-------- Data excerpts

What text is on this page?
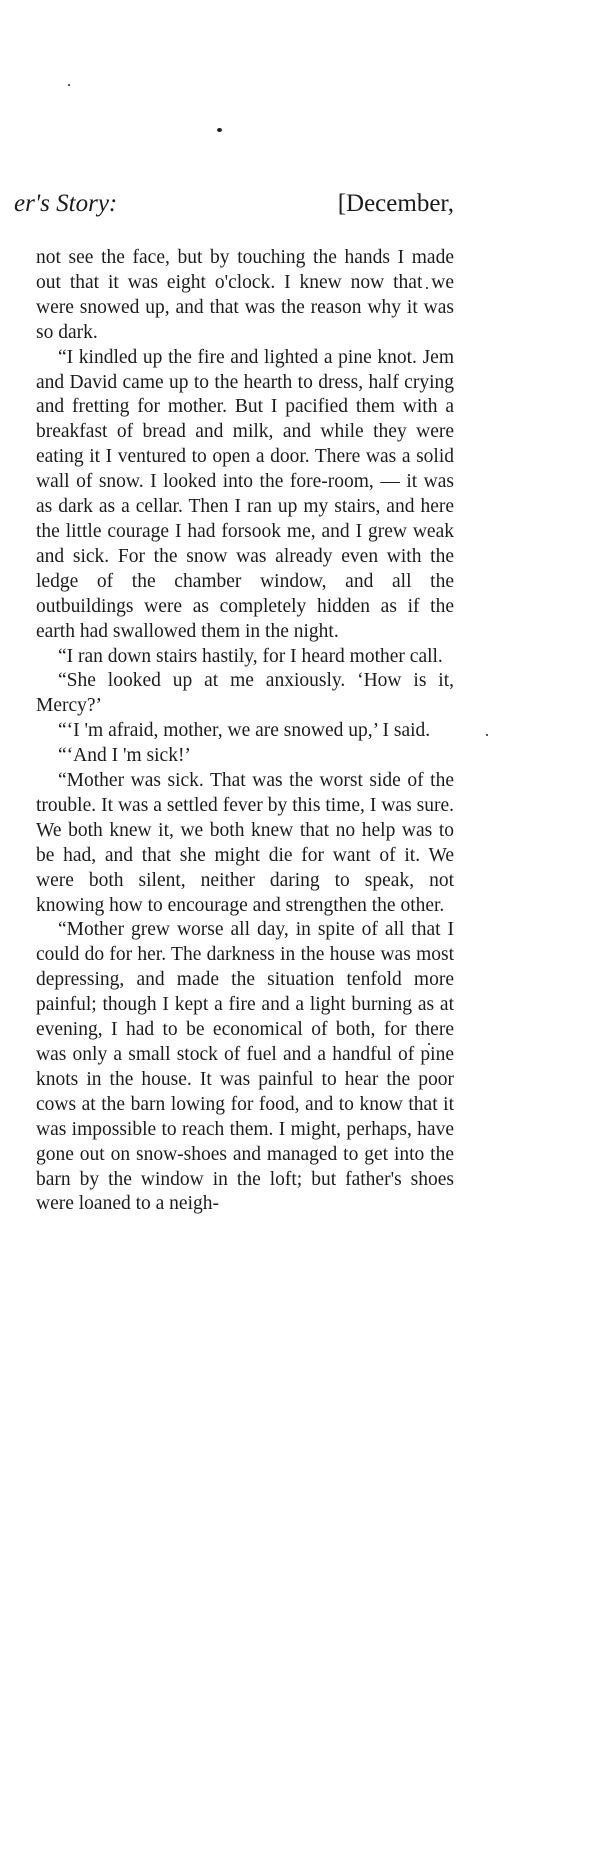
er's Story:	[December,

not see the face, but by touching the hands I made out that it was eight o'clock. I knew now that we were snowed up, and that was the reason why it was so dark.

“I kindled up the fire and lighted a pine knot. Jem and David came up to the hearth to dress, half crying and fretting for mother. But I pacified them with a breakfast of bread and milk, and while they were eating it I ventured to open a door. There was a solid wall of snow. I looked into the fore-room, — it was as dark as a cellar. Then I ran up my stairs, and here the little courage I had forsook me, and I grew weak and sick. For the snow was already even with the ledge of the chamber window, and all the outbuildings were as completely hidden as if the earth had swallowed them in the night.

“I ran down stairs hastily, for I heard mother call.

“She looked up at me anxiously. ‘How is it, Mercy?’

“‘I 'm afraid, mother, we are snowed up,’ I said.

“‘And I 'm sick!’

“Mother was sick. That was the worst side of the trouble. It was a settled fever by this time, I was sure. We both knew it, we both knew that no help was to be had, and that she might die for want of it. We were both silent, neither daring to speak, not knowing how to encourage and strengthen the other.

“Mother grew worse all day, in spite of all that I could do for her. The darkness in the house was most depressing, and made the situation tenfold more painful; though I kept a fire and a light burning as at evening, I had to be economical of both, for there was only a small stock of fuel and a handful of pine knots in the house. It was painful to hear the poor cows at the barn lowing for food, and to know that it was impossible to reach them. I might, perhaps, have gone out on snow-shoes and managed to get into the barn by the window in the loft; but father's shoes were loaned to a neigh-
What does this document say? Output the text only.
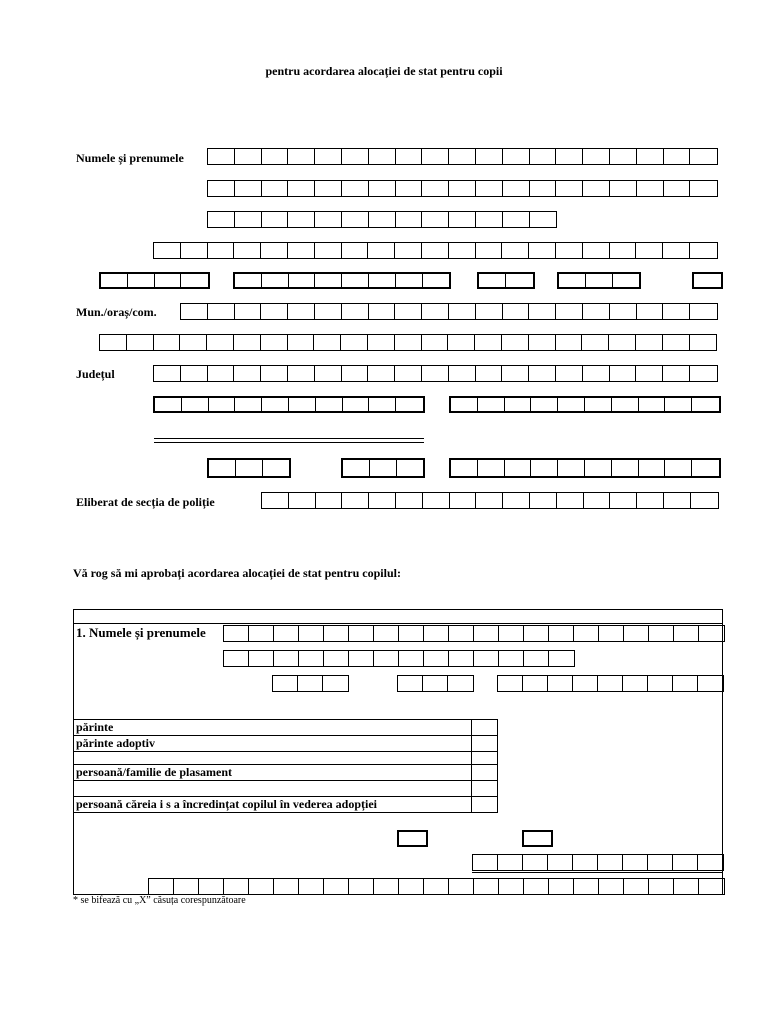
pentru acordarea alocației de stat pentru copii
Numele și prenumele
Mun./oraș/com.
Județul
Eliberat de secția de poliție
Vă rog să mi aprobați acordarea alocației de stat pentru copilul:
1. Numele și prenumele
părinte
părinte adoptiv
persoană/familie de plasament
persoană căreia i s a încredințat copilul în vederea adopției
* se bifează cu „X” căsuța corespunzătoare
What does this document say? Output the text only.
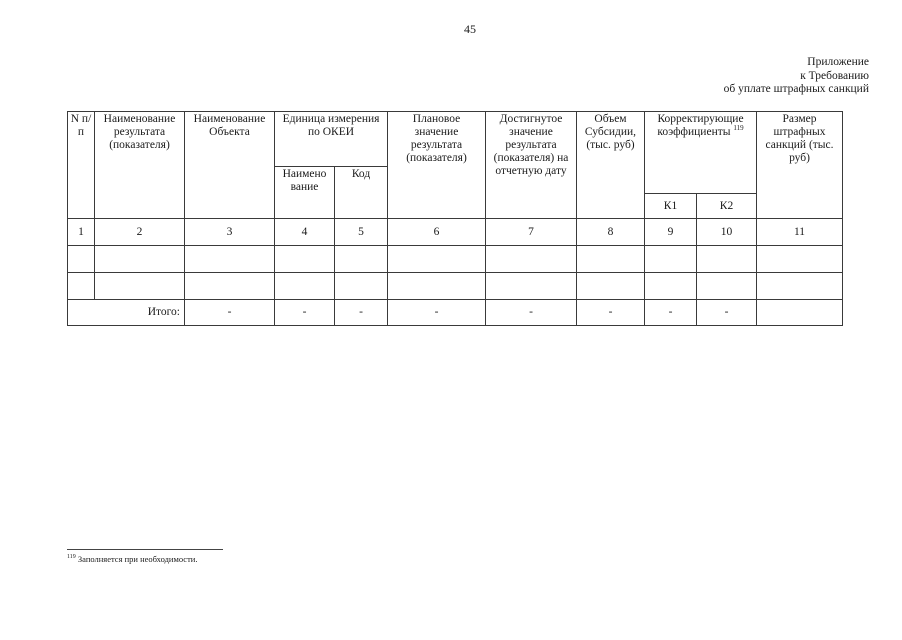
45
Приложение
к Требованию
об уплате штрафных санкций
N п/п	Наименование результата (показателя)	Наименование Объекта	Единица измерения по ОКЕИ		Плановое значение результата (показателя)	Достигнутое значение результата (показателя) на отчетную дату	Объем Субсидии, (тыс. руб)	Корректирующие коэффициенты $^{119}$		Размер штрафных санкций (тыс. руб)
			Наимено вание	Код						
								К1	К2	
1	2	3	4	5	6	7	8	9	10	11

Итого:		-	-	-	-	-	-	-	-	
$^{119}$ Заполняется при необходимости.
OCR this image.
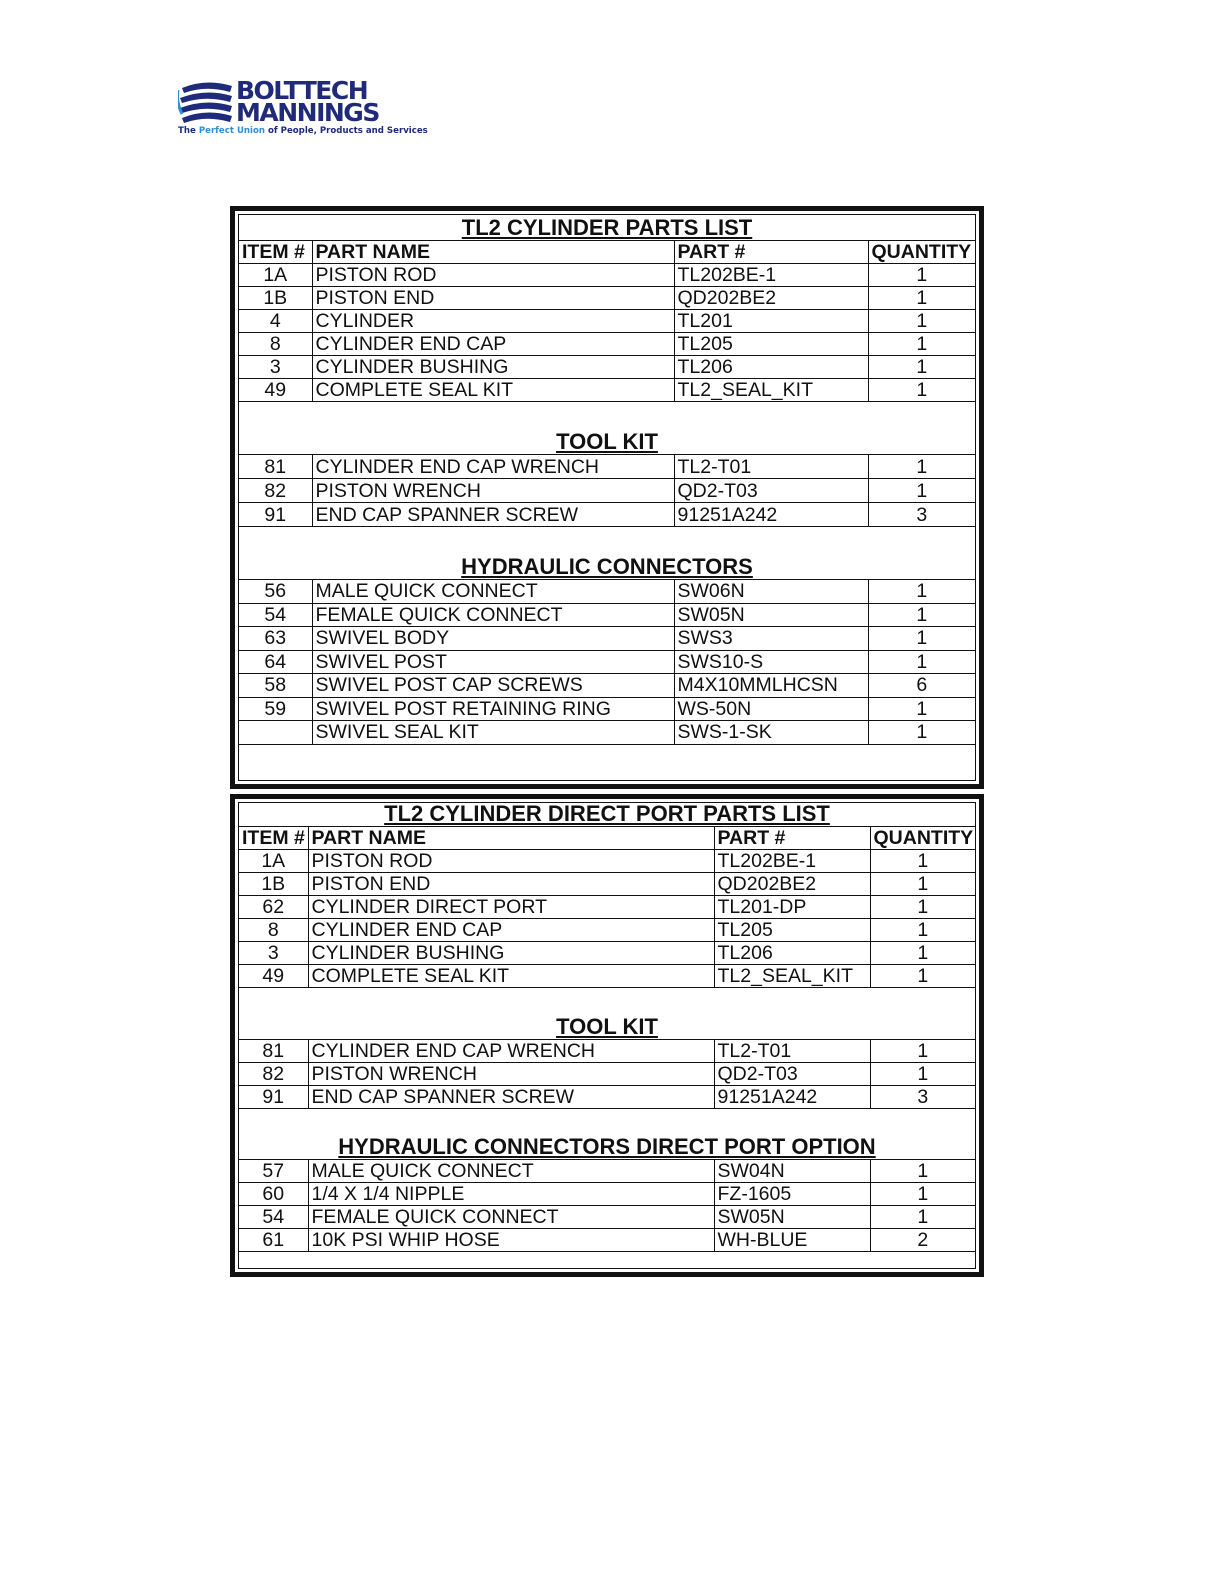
BOLTTECH
MANNINGS
The Perfect Union of People, Products and Services
TL2 CYLINDER PARTS LIST			
ITEM #	PART NAME	PART #	QUANTITY
1A	PISTON ROD	TL202BE-1	1
1B	PISTON END	QD202BE2	1
4	CYLINDER	TL201	1
8	CYLINDER END CAP	TL205	1
3	CYLINDER BUSHING	TL206	1
49	COMPLETE SEAL KIT	TL2_SEAL_KIT	1
TOOL KIT			
81	CYLINDER END CAP WRENCH	TL2-T01	1
82	PISTON WRENCH	QD2-T03	1
91	END CAP SPANNER SCREW	91251A242	3
HYDRAULIC CONNECTORS			
56	MALE QUICK CONNECT	SW06N	1
54	FEMALE QUICK CONNECT	SW05N	1
63	SWIVEL BODY	SWS3	1
64	SWIVEL POST	SWS10-S	1
58	SWIVEL POST CAP SCREWS	M4X10MMLHCSN	6
59	SWIVEL POST RETAINING RING	WS-50N	1
	SWIVEL SEAL KIT	SWS-1-SK	1
TL2 CYLINDER DIRECT PORT PARTS LIST			
ITEM #	PART NAME	PART #	QUANTITY
1A	PISTON ROD	TL202BE-1	1
1B	PISTON END	QD202BE2	1
62	CYLINDER DIRECT PORT	TL201-DP	1
8	CYLINDER END CAP	TL205	1
3	CYLINDER BUSHING	TL206	1
49	COMPLETE SEAL KIT	TL2_SEAL_KIT	1
TOOL KIT			
81	CYLINDER END CAP WRENCH	TL2-T01	1
82	PISTON WRENCH	QD2-T03	1
91	END CAP SPANNER SCREW	91251A242	3
HYDRAULIC CONNECTORS DIRECT PORT OPTION			
57	MALE QUICK CONNECT	SW04N	1
60	1/4 X 1/4 NIPPLE	FZ-1605	1
54	FEMALE QUICK CONNECT	SW05N	1
61	10K PSI WHIP HOSE	WH-BLUE	2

----------------

Pick out the lines that contain "CYLINDER" and copy them.

> [Exercise answer]:
TL2 CYLINDER PARTS LIST			
4	CYLINDER	TL201	1
8	CYLINDER END CAP	TL205	1
3	CYLINDER BUSHING	TL206	1
81	CYLINDER END CAP WRENCH	TL2-T01	1
TL2 CYLINDER DIRECT PORT PARTS LIST			
62	CYLINDER DIRECT PORT	TL201-DP	1
8	CYLINDER END CAP	TL205	1
3	CYLINDER BUSHING	TL206	1
81	CYLINDER END CAP WRENCH	TL2-T01	1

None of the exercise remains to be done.